= WORK ITEM =
In the entries below, find every line holding the string "Virus" and collect it.

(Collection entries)

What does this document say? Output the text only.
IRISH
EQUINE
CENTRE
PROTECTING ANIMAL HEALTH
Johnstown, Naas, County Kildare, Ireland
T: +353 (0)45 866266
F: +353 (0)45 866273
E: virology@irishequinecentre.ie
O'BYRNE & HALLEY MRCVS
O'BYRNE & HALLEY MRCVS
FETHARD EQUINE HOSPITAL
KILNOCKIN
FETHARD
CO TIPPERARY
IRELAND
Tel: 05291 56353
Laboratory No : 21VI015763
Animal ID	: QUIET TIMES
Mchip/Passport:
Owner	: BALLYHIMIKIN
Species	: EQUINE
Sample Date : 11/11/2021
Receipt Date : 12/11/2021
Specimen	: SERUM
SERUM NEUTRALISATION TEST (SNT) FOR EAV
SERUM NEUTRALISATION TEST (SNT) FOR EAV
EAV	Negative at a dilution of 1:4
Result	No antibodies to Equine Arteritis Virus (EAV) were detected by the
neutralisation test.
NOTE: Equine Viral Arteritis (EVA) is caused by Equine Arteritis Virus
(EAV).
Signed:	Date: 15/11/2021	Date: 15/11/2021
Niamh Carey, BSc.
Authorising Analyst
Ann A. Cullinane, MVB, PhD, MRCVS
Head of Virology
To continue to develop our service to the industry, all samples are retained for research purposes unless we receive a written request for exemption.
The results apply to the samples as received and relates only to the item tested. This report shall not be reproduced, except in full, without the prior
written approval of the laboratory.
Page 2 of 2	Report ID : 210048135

= RESULT FOR THIS EXERCISE =
Result	No antibodies to Equine Arteritis Virus (EAV) were detected by the
NOTE: Equine Viral Arteritis (EVA) is caused by Equine Arteritis Virus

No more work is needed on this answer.